### [GOAL OF THE EXERCISE]
All of the data below should be written out exactly.

### [THE RECORDS]
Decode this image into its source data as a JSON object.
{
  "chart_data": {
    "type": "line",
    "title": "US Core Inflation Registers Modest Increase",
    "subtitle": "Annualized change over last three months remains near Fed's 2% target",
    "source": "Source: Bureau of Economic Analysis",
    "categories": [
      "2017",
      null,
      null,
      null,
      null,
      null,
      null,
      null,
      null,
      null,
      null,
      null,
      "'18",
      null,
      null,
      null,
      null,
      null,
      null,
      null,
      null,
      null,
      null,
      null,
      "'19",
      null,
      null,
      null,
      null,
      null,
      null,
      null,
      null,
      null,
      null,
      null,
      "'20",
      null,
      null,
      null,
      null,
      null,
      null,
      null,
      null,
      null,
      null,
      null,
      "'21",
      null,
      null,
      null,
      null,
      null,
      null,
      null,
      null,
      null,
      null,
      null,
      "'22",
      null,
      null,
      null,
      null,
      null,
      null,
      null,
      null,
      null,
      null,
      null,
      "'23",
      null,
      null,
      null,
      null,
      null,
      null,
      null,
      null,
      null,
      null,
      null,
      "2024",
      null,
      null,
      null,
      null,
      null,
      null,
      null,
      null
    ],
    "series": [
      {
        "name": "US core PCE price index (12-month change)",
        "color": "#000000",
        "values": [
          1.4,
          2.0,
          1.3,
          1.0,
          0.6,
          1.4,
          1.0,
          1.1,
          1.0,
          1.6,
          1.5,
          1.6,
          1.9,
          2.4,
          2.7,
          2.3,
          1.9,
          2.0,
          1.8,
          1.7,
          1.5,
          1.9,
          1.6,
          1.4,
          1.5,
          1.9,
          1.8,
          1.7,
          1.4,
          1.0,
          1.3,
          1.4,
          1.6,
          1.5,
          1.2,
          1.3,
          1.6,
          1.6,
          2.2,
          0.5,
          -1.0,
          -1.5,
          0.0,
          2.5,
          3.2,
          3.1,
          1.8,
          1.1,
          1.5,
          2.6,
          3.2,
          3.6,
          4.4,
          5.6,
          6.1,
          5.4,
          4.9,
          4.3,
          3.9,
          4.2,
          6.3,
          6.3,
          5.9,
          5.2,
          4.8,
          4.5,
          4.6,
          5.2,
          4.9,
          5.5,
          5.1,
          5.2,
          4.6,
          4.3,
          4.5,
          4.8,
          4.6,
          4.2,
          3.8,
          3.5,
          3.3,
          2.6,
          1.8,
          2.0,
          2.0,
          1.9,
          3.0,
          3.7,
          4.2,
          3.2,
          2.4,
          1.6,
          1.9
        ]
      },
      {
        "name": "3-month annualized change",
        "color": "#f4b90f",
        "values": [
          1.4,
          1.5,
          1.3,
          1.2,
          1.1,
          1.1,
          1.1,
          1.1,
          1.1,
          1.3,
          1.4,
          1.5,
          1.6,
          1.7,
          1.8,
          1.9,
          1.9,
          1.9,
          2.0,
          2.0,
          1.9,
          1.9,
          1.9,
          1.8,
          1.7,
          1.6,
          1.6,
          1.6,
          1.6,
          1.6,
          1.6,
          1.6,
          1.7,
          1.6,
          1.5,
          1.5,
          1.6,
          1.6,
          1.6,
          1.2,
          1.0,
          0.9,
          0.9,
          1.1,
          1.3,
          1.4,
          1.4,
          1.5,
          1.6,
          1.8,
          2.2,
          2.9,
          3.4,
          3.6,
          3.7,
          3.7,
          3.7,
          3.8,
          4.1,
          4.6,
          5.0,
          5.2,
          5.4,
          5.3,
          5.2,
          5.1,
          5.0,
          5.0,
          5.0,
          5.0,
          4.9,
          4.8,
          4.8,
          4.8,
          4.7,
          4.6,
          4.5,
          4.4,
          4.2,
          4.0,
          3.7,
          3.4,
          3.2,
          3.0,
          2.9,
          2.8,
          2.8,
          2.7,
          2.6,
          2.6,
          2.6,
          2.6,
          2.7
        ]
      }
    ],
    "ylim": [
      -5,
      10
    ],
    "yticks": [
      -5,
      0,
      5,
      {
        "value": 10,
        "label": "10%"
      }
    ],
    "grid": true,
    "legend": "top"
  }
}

### [SOLUTION]
Decode this image into its source data as a JSON object.
{
  "chart_data": {
    "type": "line",
    "title": "US Core Inflation Registers Modest Increase",
    "subtitle": "Annualized change over last three months remains near Fed's 2% target",
    "source": "Source: Bureau of Economic Analysis",
    "categories": [
      "2017",
      null,
      null,
      null,
      null,
      null,
      null,
      null,
      null,
      null,
      null,
      null,
      "'18",
      null,
      null,
      null,
      null,
      null,
      null,
      null,
      null,
      null,
      null,
      null,
      "'19",
      null,
      null,
      null,
      null,
      null,
      null,
      null,
      null,
      null,
      null,
      null,
      "'20",
      null,
      null,
      null,
      null,
      null,
      null,
      null,
      null,
      null,
      null,
      null,
      "'21",
      null,
      null,
      null,
      null,
      null,
      null,
      null,
      null,
      null,
      null,
      null,
      "'22",
      null,
      null,
      null,
      null,
      null,
      null,
      null,
      null,
      null,
      null,
      null,
      "'23",
      null,
      null,
      null,
      null,
      null,
      null,
      null,
      null,
      null,
      null,
      null,
      "2024",
      null,
      null,
      null,
      null,
      null,
      null,
      null,
      null
    ],
    "series": [
      {
        "name": "US core PCE price index (12-month change)",
        "color": "#000000",
        "values": [
          1.4,
          2.0,
          1.3,
          1.0,
          0.6,
          1.4,
          1.0,
          1.1,
          1.0,
          1.6,
          1.5,
          1.6,
          1.9,
          2.4,
          2.7,
          2.3,
          1.9,
          2.0,
          1.8,
          1.7,
          1.5,
          1.9,
          1.6,
          1.4,
          1.5,
          1.9,
          1.8,
          1.7,
          1.4,
          1.0,
          1.3,
          1.4,
          1.6,
          1.5,
          1.2,
          1.3,
          1.6,
          1.6,
          2.2,
          0.5,
          -1.0,
          -1.5,
          0.0,
          2.5,
          3.2,
          3.1,
          1.8,
          1.1,
          1.5,
          2.6,
          3.2,
          3.6,
          4.4,
          5.6,
          6.1,
          5.4,
          4.9,
          4.3,
          3.9,
          4.2,
          6.3,
          6.3,
          5.9,
          5.2,
          4.8,
          4.5,
          4.6,
          5.2,
          4.9,
          5.5,
          5.1,
          5.2,
          4.6,
          4.3,
          4.5,
          4.8,
          4.6,
          4.2,
          3.8,
          3.5,
          3.3,
          2.6,
          1.8,
          2.0,
          2.0,
          1.9,
          3.0,
          3.7,
          4.2,
          3.2,
          2.4,
          1.6,
          1.9
        ]
      },
      {
        "name": "3-month annualized change",
        "color": "#f4b90f",
        "values": [
          1.4,
          1.5,
          1.3,
          1.2,
          1.1,
          1.1,
          1.1,
          1.1,
          1.1,
          1.3,
          1.4,
          1.5,
          1.6,
          1.7,
          1.8,
          1.9,
          1.9,
          1.9,
          2.0,
          2.0,
          1.9,
          1.9,
          1.9,
          1.8,
          1.7,
          1.6,
          1.6,
          1.6,
          1.6,
          1.6,
          1.6,
          1.6,
          1.7,
          1.6,
          1.5,
          1.5,
          1.6,
          1.6,
          1.6,
          1.2,
          1.0,
          0.9,
          0.9,
          1.1,
          1.3,
          1.4,
          1.4,
          1.5,
          1.6,
          1.8,
          2.2,
          2.9,
          3.4,
          3.6,
          3.7,
          3.7,
          3.7,
          3.8,
          4.1,
          4.6,
          5.0,
          5.2,
          5.4,
          5.3,
          5.2,
          5.1,
          5.0,
          5.0,
          5.0,
          5.0,
          4.9,
          4.8,
          4.8,
          4.8,
          4.7,
          4.6,
          4.5,
          4.4,
          4.2,
          4.0,
          3.7,
          3.4,
          3.2,
          3.0,
          2.9,
          2.8,
          2.8,
          2.7,
          2.6,
          2.6,
          2.6,
          2.6,
          2.7
        ]
      }
    ],
    "ylim": [
      -5,
      10
    ],
    "yticks": [
      -5,
      0,
      5,
      {
        "value": 10,
        "label": "10%"
      }
    ],
    "grid": true,
    "legend": "top"
  }
}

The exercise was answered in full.